• [WHAT IS BEING ASKED] Copy each line below that contains "live".

Recorded data:
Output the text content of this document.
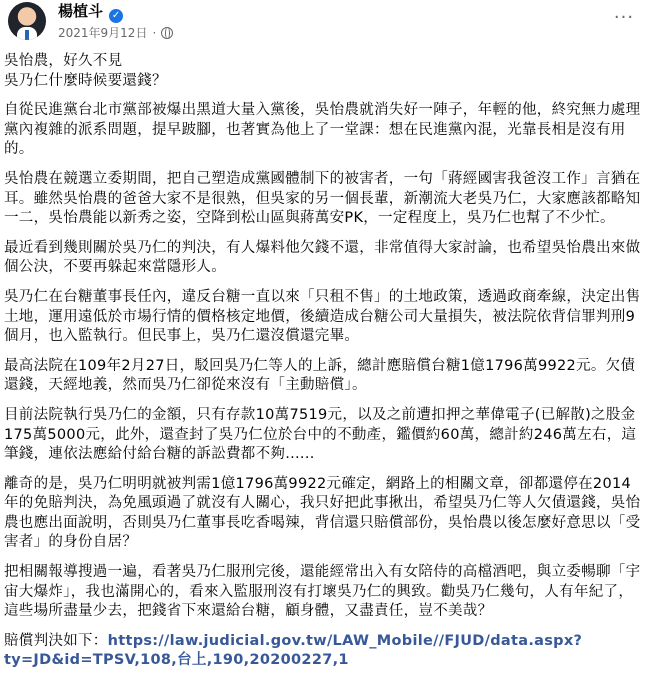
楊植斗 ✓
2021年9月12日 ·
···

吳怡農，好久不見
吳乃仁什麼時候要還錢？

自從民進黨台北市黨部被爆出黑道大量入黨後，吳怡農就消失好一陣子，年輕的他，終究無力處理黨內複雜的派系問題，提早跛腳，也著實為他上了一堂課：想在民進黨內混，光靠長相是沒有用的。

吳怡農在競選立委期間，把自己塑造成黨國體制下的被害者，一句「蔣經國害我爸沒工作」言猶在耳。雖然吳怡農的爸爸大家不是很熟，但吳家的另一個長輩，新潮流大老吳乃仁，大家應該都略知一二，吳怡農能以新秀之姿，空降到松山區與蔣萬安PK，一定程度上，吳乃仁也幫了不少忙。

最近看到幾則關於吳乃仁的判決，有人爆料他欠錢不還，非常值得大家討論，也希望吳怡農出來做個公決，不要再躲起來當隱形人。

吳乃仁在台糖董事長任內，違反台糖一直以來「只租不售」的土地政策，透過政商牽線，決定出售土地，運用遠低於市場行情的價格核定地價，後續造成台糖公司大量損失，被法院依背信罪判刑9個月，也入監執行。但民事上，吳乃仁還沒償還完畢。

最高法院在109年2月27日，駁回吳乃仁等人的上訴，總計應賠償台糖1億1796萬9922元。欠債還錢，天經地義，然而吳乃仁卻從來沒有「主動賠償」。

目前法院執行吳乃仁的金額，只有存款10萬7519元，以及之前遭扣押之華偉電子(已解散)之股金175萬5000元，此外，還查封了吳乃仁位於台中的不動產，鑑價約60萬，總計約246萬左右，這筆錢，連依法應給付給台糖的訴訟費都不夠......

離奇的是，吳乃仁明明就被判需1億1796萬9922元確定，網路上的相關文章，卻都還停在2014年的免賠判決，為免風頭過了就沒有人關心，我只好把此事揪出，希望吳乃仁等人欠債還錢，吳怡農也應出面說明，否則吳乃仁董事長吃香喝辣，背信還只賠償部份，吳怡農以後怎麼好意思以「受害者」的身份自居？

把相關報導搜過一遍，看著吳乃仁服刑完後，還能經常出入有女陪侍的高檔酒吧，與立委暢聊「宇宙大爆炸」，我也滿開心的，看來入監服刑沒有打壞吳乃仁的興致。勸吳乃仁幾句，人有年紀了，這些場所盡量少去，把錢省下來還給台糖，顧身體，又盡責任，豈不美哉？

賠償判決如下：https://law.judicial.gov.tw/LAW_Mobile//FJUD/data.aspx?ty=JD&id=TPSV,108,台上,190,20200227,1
==
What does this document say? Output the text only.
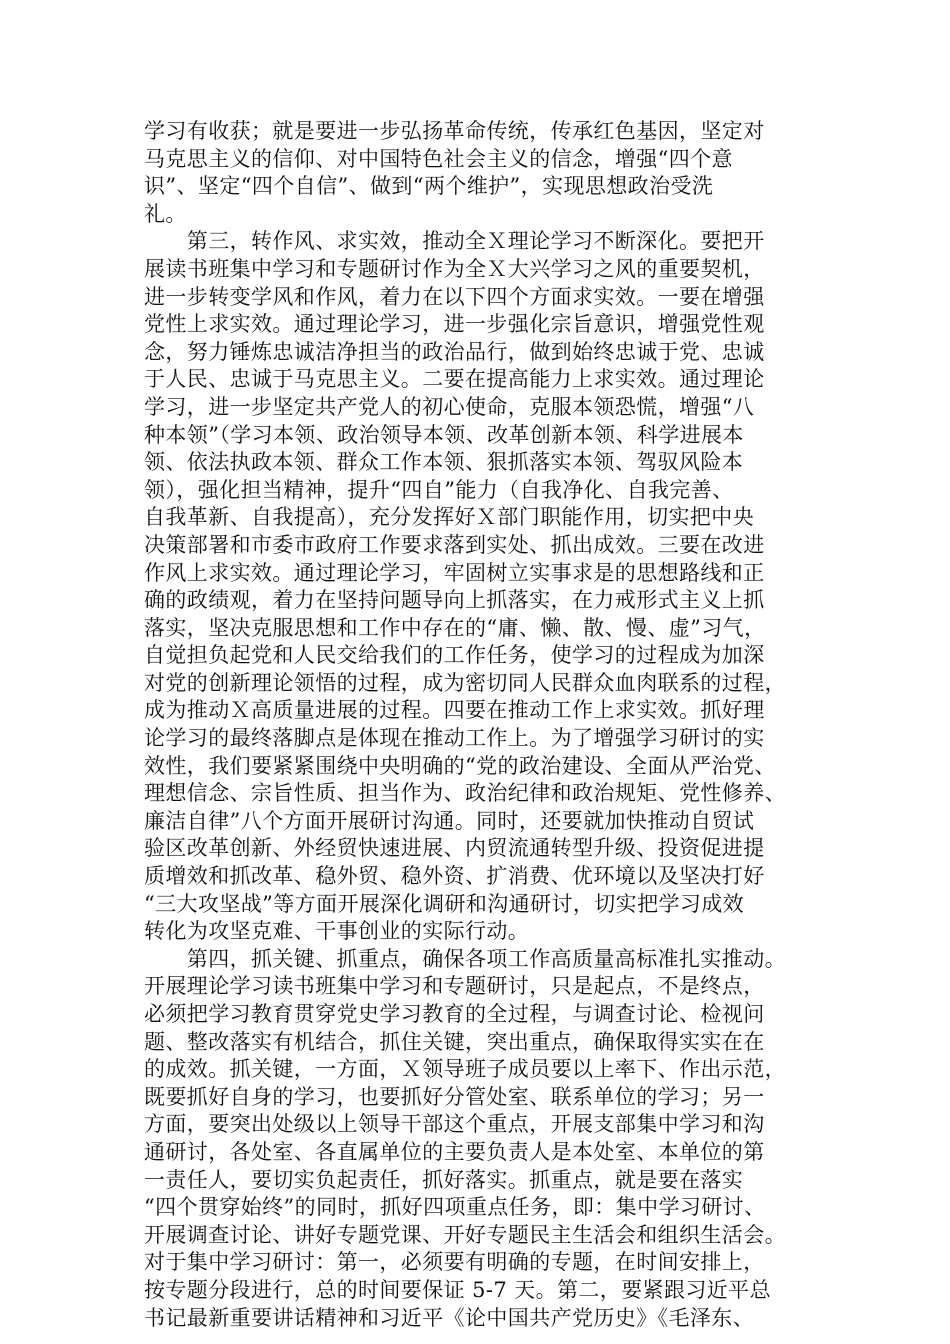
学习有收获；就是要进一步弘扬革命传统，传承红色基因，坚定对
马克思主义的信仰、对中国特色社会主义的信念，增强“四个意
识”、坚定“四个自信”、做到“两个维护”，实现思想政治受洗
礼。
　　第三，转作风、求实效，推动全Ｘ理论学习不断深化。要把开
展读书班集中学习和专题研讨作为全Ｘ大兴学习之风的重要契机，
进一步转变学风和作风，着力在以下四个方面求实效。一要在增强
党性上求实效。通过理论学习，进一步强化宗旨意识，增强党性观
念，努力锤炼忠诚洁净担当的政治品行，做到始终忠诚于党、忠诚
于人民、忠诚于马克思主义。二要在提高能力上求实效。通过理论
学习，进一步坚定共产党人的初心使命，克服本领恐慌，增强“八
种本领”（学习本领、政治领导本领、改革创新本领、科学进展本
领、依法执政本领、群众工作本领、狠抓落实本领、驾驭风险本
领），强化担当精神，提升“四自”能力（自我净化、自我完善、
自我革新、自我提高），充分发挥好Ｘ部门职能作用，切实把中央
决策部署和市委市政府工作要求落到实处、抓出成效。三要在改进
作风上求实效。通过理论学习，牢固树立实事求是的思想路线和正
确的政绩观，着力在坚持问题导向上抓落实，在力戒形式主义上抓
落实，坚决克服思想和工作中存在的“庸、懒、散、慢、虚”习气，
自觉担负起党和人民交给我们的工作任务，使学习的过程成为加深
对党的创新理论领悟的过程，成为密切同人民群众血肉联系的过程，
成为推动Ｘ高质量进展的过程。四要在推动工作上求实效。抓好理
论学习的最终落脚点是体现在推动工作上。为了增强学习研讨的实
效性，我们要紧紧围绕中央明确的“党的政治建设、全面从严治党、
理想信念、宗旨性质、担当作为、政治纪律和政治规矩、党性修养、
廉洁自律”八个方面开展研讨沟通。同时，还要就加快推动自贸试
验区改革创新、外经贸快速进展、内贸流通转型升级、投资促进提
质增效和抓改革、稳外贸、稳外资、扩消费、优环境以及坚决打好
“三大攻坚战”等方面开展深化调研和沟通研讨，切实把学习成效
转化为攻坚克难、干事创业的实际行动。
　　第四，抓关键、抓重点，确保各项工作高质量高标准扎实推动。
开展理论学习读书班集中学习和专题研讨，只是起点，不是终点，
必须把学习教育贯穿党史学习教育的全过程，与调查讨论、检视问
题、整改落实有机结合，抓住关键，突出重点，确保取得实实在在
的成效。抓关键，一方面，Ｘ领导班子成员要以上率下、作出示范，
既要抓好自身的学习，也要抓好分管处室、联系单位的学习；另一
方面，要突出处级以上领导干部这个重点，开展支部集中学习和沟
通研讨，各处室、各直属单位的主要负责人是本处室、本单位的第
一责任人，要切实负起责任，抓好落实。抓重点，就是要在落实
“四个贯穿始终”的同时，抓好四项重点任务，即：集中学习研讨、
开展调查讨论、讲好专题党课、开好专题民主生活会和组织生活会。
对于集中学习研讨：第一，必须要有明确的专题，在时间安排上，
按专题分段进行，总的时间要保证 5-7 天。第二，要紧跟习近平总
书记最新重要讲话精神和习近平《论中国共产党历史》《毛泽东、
==
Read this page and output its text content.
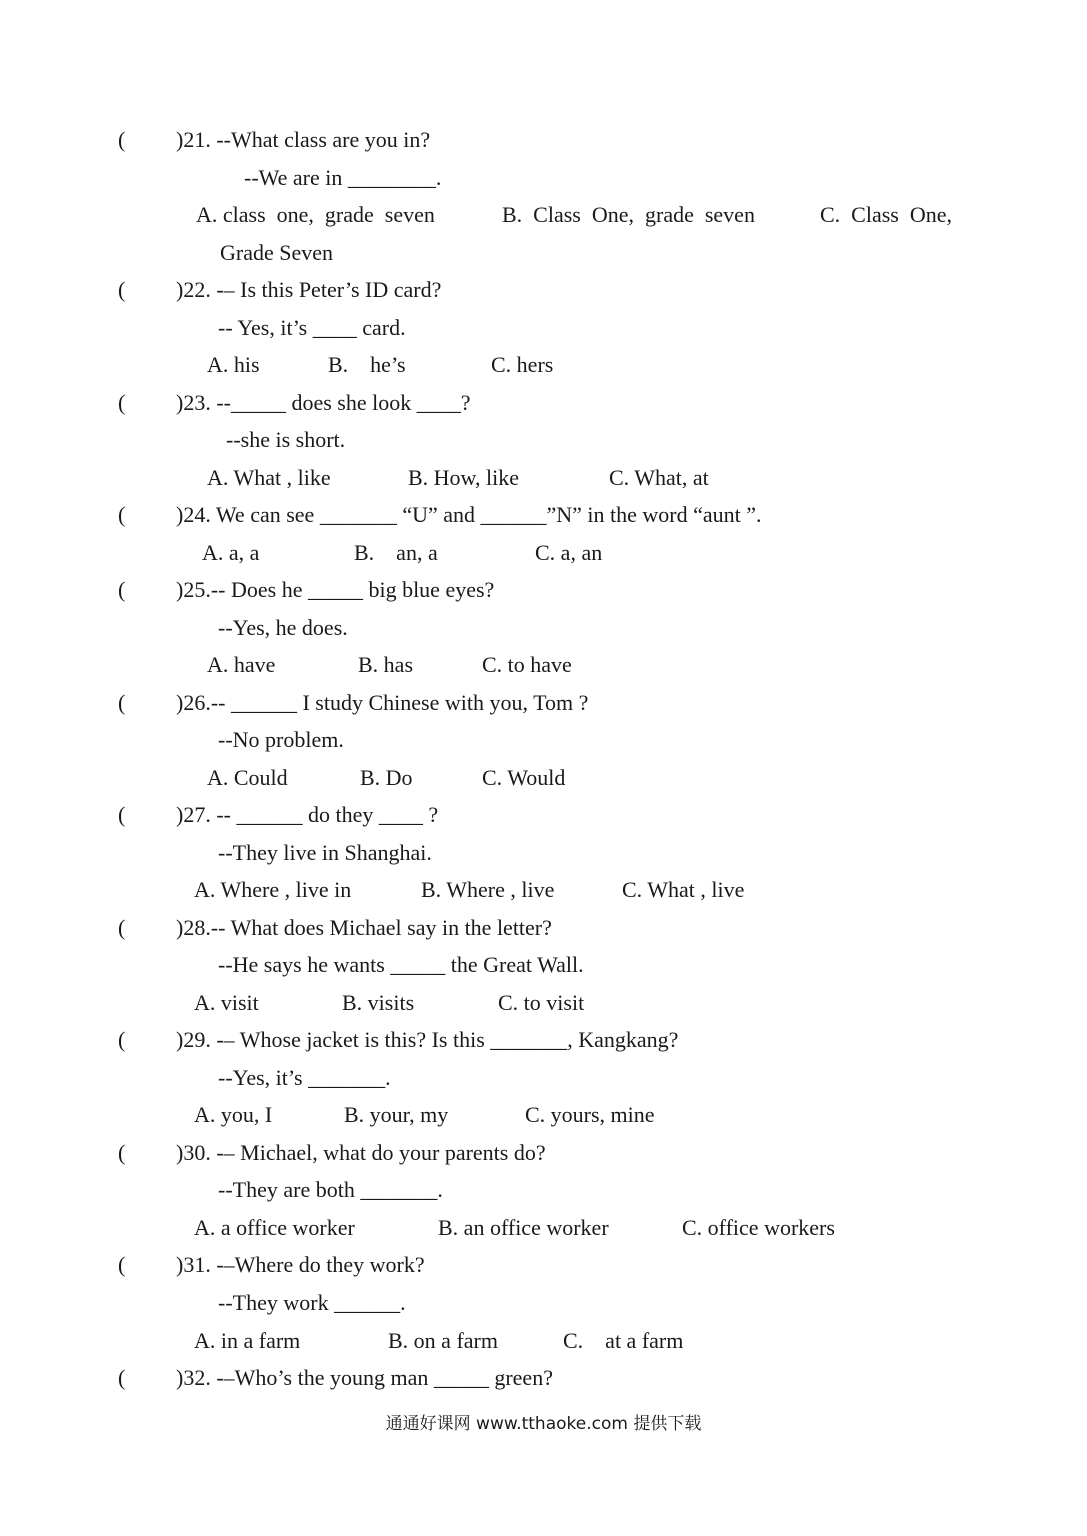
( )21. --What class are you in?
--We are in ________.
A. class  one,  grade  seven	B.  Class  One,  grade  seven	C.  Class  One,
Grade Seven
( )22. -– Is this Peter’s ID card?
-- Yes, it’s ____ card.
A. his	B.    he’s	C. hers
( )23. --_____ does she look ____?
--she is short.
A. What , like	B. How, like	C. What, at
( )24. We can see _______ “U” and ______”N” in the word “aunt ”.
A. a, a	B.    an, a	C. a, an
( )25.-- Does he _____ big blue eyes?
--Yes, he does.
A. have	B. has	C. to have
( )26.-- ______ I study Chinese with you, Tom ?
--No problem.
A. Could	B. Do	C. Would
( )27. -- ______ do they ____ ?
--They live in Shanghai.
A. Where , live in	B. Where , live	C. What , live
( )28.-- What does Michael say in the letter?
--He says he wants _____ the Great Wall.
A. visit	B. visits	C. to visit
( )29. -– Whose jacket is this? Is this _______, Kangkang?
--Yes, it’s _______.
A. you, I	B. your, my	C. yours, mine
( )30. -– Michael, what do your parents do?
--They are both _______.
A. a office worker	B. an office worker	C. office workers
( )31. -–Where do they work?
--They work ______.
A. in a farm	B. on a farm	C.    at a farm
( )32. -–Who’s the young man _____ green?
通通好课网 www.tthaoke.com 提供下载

• [RESPONSE BELOW]
--They live in Shanghai.
A. Where , live in	B. Where , live	C. What , live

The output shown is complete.